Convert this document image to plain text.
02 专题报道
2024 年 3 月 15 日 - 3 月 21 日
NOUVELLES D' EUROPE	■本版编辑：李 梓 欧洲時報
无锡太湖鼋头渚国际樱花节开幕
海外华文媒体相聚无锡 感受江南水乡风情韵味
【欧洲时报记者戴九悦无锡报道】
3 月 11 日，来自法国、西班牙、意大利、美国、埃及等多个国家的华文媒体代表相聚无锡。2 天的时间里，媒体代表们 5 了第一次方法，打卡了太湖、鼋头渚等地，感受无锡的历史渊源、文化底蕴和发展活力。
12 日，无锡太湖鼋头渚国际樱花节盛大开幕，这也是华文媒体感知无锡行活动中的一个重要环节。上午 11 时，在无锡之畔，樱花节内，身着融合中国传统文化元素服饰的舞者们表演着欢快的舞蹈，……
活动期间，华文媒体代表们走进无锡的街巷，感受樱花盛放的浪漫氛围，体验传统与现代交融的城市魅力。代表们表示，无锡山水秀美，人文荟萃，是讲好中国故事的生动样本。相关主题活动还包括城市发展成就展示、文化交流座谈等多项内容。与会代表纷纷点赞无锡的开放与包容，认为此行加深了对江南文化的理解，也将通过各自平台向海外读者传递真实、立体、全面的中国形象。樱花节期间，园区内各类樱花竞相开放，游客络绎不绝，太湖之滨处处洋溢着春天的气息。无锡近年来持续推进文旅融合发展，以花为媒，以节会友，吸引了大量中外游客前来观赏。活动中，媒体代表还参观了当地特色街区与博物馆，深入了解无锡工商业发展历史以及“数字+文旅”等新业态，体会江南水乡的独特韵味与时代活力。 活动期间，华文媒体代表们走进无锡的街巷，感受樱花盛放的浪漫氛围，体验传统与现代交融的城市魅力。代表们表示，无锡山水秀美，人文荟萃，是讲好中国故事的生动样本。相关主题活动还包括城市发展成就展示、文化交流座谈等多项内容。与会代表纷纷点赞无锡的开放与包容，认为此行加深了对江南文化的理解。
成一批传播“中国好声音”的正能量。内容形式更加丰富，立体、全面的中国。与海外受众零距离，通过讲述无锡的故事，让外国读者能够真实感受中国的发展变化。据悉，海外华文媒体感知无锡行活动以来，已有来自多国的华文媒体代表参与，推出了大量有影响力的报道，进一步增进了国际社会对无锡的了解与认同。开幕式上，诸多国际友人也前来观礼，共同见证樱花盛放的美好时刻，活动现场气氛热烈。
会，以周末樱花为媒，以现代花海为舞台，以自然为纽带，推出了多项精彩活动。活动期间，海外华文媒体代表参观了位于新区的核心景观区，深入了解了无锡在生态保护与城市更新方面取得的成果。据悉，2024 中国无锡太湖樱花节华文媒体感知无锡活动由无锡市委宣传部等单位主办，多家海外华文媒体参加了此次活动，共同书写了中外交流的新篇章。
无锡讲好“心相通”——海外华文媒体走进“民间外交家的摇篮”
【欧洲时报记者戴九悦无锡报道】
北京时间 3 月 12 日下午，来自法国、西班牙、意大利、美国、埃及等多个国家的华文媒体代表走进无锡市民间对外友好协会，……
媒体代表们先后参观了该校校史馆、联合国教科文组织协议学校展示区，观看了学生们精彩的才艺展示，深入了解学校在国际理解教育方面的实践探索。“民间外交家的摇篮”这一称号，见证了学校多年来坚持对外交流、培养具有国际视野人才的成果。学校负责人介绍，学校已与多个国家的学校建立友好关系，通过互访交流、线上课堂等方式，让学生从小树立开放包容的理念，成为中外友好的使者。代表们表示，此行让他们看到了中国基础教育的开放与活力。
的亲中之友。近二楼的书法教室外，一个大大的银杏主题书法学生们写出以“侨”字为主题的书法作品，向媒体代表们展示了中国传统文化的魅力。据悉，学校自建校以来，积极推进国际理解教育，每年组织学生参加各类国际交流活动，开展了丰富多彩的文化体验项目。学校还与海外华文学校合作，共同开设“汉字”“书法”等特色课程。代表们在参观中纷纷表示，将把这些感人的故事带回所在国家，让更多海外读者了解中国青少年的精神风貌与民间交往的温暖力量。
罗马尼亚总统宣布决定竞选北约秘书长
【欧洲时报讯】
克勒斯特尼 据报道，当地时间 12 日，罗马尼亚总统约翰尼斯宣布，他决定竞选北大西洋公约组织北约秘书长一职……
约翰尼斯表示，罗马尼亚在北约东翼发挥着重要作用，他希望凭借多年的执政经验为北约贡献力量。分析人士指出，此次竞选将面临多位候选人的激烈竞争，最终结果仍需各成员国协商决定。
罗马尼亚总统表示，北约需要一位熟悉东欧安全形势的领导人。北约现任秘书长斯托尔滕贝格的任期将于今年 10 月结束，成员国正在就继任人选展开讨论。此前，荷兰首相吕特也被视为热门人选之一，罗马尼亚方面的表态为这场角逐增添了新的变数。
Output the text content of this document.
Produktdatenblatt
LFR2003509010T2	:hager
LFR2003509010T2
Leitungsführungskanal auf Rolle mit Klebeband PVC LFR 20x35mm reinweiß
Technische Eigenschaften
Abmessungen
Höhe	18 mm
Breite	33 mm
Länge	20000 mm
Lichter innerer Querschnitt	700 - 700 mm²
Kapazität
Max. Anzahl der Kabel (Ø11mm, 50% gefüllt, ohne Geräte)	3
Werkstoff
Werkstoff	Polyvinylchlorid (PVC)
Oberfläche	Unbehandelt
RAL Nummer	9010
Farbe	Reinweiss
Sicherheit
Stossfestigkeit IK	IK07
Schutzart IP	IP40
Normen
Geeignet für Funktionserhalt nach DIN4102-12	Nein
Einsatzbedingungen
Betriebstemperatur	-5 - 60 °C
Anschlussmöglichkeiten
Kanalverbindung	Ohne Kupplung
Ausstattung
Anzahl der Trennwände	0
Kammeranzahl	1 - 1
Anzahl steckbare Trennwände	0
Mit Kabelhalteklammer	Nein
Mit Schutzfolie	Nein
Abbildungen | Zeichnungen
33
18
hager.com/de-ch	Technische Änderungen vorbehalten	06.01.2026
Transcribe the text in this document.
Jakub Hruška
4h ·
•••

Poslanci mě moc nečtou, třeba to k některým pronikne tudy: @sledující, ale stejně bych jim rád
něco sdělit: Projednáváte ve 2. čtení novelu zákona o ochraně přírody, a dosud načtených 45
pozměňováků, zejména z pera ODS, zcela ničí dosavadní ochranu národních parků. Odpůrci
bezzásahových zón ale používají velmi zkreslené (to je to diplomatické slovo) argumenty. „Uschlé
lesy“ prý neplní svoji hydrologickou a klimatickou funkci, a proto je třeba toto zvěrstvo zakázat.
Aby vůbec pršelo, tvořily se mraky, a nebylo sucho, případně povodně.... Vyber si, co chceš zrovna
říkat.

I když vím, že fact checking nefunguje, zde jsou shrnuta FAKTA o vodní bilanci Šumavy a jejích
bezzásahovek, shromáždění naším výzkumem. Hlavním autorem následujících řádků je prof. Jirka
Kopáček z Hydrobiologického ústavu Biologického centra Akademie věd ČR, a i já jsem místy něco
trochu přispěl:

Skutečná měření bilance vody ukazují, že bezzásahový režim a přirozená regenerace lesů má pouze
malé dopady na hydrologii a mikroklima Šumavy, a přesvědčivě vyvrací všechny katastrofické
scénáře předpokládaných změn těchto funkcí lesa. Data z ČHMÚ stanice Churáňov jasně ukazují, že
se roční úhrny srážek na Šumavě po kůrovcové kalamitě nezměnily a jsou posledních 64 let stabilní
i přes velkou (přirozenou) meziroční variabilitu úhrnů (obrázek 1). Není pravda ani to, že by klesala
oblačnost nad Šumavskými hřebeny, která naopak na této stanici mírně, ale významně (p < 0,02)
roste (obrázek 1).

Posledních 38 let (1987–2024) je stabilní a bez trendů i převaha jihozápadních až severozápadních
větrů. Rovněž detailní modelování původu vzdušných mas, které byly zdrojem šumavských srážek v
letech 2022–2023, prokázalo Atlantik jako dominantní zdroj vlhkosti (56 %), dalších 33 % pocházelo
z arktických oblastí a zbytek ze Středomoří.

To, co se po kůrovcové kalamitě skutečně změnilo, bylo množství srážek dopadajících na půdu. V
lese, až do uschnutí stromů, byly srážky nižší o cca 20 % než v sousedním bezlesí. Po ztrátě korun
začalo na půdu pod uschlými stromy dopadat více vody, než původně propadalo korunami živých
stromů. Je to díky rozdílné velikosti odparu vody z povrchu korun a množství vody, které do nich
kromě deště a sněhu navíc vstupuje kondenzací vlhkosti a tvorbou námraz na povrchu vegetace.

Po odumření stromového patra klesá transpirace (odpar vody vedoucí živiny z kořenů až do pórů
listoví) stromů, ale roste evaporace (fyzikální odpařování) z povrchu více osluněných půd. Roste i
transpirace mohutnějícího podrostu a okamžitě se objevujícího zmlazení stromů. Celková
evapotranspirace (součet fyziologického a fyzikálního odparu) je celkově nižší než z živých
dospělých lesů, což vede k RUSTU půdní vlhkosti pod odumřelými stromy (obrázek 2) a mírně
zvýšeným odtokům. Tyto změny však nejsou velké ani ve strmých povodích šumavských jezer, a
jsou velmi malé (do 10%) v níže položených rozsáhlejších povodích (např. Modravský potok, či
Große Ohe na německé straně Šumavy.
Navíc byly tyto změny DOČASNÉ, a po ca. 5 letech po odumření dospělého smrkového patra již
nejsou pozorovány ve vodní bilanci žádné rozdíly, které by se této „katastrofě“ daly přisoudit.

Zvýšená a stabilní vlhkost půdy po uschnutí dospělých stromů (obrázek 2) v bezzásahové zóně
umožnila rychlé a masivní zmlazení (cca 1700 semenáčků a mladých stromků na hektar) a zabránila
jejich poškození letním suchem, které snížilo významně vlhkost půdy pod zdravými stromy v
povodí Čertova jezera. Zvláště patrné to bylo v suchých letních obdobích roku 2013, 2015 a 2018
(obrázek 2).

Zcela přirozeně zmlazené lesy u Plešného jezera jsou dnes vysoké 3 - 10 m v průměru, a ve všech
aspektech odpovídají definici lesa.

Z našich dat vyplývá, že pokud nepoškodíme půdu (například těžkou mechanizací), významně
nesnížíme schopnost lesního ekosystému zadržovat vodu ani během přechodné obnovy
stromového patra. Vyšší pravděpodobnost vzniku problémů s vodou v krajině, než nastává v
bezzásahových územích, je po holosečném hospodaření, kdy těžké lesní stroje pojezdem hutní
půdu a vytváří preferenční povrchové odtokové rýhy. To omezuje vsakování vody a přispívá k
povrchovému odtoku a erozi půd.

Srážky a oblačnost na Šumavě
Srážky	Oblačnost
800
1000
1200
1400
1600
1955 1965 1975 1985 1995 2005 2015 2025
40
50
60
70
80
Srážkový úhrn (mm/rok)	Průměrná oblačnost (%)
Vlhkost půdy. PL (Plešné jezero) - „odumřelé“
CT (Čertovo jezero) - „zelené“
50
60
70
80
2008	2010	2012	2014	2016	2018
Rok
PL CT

^^^^^^^^^^^^^^^^

Each line above that includes "mírně" should be shown.

oblačnost nad Šumavskými hřebeny, která naopak na této stanici mírně, ale významně (p < 0,02)
dospělých lesů, což vede k RUSTU půdní vlhkosti pod odumřelými stromy (obrázek 2) a mírně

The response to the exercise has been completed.